◆ **Task details**
A bare number is the expected answer: the count of lines in the records that contain the word "Figure".

◆ **Records for processing**
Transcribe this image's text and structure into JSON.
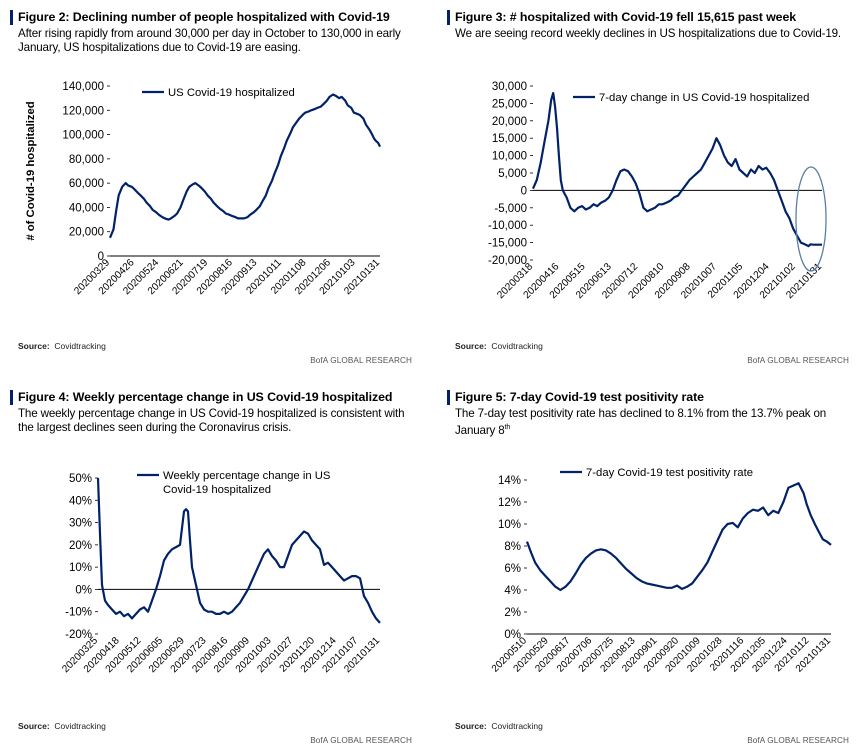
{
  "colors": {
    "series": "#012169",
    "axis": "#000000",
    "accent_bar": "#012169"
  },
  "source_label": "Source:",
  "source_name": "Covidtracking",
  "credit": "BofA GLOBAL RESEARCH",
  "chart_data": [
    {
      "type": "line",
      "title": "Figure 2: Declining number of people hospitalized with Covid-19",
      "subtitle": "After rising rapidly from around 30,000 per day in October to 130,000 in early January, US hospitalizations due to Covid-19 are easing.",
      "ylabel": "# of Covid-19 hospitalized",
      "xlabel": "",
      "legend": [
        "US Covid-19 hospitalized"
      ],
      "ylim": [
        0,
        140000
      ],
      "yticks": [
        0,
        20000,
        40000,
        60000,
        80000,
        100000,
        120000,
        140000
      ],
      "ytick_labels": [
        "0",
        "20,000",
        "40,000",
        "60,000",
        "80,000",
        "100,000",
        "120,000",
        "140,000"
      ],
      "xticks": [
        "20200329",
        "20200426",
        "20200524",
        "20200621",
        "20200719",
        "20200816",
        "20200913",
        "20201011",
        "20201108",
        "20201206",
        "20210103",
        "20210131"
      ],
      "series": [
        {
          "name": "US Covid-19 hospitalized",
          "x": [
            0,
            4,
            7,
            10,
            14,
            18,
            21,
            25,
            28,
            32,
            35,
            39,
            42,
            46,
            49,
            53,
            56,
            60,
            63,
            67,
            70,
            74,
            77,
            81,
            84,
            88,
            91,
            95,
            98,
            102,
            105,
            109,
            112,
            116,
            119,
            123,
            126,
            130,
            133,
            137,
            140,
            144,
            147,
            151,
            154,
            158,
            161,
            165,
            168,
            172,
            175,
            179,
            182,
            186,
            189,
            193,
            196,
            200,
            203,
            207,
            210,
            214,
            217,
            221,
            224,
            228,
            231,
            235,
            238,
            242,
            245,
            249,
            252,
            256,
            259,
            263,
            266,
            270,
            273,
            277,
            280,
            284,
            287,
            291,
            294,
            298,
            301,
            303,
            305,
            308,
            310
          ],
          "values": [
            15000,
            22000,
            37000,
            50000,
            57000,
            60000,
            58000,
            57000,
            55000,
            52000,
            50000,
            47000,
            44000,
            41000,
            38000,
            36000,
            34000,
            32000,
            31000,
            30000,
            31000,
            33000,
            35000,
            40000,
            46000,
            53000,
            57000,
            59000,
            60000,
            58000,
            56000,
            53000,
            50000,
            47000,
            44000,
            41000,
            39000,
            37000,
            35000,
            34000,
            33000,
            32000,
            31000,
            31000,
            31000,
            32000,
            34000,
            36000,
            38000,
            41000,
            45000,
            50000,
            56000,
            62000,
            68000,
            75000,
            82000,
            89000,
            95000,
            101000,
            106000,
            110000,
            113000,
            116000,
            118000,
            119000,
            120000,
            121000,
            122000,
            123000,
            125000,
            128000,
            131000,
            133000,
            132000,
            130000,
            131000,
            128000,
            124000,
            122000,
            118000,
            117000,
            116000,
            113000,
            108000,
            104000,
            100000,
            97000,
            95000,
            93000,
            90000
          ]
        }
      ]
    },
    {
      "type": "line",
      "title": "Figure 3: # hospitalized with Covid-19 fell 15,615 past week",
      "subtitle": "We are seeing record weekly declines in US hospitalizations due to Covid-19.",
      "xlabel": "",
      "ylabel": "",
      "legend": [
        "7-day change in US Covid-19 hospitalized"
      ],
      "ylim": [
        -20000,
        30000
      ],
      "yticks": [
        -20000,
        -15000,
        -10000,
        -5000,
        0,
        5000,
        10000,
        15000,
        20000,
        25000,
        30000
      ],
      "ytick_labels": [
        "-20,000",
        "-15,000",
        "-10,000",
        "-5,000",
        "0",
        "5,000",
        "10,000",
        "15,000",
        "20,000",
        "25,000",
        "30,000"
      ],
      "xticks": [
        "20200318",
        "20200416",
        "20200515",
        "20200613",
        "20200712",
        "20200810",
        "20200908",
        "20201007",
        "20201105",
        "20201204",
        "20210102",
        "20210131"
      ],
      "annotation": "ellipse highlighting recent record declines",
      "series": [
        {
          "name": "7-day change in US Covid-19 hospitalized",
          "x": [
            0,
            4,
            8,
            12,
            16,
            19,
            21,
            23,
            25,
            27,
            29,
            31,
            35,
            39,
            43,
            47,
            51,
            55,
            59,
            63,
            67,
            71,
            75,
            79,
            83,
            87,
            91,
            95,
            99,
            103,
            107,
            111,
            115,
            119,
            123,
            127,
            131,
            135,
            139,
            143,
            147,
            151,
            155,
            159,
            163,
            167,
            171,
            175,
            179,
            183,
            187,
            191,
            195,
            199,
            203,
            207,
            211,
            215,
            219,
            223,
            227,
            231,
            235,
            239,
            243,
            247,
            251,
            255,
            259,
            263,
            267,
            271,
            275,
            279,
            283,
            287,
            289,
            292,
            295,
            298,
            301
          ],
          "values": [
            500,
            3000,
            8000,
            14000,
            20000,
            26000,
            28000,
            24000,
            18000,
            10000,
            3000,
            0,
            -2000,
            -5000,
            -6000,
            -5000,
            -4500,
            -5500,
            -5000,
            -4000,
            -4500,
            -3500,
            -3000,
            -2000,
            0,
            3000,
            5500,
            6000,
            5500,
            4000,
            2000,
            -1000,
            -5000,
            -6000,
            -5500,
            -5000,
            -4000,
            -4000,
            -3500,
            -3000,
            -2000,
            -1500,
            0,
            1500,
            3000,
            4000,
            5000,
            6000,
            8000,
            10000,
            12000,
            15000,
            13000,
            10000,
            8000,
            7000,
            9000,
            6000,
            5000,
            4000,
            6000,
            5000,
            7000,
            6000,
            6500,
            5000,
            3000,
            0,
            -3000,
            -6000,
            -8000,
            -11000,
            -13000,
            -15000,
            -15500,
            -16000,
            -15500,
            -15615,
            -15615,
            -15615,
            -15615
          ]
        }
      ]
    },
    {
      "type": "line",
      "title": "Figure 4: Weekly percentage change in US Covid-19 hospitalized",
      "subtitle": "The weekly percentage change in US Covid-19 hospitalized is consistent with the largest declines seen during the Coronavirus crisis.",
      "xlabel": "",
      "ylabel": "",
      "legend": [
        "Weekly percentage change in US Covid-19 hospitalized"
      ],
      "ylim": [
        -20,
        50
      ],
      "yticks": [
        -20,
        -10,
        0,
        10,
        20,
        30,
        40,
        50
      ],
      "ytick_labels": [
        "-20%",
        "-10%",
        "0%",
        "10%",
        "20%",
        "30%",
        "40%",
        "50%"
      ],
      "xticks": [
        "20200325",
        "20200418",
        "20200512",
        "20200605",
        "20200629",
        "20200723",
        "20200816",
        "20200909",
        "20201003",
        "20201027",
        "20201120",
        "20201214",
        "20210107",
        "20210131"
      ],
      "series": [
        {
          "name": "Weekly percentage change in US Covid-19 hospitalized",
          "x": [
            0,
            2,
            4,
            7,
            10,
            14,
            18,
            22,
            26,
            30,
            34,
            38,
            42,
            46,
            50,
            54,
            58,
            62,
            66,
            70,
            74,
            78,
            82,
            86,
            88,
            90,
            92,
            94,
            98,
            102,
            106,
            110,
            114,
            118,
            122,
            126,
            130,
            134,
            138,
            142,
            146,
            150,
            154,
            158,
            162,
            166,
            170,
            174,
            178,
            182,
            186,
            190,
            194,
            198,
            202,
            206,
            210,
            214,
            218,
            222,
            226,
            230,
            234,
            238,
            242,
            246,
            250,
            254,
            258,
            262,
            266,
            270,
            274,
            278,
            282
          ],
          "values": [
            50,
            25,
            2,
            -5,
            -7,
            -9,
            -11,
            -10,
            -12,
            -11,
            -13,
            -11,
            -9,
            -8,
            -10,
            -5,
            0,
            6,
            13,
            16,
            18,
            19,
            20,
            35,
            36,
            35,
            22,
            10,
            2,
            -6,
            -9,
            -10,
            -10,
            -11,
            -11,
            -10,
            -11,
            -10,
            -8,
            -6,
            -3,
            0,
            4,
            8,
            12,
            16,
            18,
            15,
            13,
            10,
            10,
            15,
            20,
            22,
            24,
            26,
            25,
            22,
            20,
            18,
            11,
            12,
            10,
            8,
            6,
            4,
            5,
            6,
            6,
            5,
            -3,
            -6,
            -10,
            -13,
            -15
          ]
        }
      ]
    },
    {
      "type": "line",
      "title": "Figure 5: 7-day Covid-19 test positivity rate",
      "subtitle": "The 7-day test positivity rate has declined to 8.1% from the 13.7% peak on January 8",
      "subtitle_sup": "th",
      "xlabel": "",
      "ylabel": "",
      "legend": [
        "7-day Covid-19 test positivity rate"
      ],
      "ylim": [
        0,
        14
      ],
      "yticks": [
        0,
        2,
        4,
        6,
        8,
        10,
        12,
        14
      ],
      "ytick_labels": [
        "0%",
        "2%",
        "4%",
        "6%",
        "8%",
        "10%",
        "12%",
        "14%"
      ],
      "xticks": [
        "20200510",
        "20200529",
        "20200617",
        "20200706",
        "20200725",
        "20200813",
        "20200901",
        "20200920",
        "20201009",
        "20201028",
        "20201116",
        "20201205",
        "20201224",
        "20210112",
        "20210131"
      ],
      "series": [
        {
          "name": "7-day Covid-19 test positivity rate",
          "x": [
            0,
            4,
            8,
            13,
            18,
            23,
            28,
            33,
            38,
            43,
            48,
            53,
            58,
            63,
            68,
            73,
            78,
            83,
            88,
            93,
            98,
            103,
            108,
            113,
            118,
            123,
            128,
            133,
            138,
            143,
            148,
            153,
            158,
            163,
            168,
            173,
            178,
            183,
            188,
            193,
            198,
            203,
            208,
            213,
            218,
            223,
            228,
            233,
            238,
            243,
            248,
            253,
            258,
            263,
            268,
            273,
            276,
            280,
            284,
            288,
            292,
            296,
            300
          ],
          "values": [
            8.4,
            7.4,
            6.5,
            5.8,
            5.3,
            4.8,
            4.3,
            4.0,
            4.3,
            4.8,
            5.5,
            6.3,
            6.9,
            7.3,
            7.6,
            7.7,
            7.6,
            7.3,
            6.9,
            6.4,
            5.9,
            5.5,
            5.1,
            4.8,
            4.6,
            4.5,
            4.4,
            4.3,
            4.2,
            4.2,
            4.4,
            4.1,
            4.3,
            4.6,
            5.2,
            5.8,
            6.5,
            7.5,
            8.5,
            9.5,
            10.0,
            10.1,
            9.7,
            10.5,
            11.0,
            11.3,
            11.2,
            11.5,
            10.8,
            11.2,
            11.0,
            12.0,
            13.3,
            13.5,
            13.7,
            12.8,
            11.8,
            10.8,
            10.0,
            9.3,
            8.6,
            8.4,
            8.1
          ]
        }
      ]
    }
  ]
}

---

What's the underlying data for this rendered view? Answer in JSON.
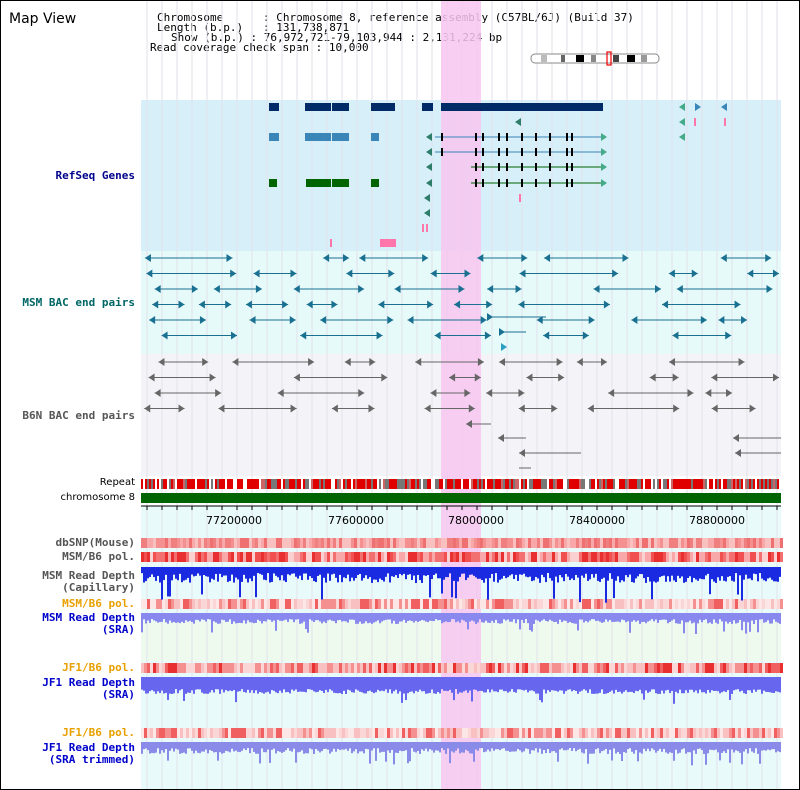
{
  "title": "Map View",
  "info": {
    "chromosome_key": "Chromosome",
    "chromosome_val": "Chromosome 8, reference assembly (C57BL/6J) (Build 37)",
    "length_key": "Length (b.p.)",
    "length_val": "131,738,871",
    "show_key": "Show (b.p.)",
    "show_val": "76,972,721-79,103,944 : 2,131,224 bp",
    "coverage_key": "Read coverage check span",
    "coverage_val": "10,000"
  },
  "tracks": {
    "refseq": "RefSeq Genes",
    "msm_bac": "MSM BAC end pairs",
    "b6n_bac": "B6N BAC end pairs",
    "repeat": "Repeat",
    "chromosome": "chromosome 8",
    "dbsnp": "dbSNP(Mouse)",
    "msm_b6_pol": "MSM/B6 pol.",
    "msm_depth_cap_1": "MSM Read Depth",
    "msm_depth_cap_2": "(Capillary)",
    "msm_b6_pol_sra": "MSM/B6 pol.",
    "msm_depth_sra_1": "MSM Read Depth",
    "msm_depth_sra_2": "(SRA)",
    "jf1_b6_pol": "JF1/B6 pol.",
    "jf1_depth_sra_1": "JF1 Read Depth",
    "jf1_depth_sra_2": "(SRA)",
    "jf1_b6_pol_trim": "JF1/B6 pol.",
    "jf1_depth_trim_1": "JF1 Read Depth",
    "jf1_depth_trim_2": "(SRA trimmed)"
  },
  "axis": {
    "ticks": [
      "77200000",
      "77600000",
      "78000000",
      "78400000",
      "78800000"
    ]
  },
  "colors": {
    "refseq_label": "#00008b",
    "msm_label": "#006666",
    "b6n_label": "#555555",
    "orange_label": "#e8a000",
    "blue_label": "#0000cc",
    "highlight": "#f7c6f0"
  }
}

◆ **Task solution**
4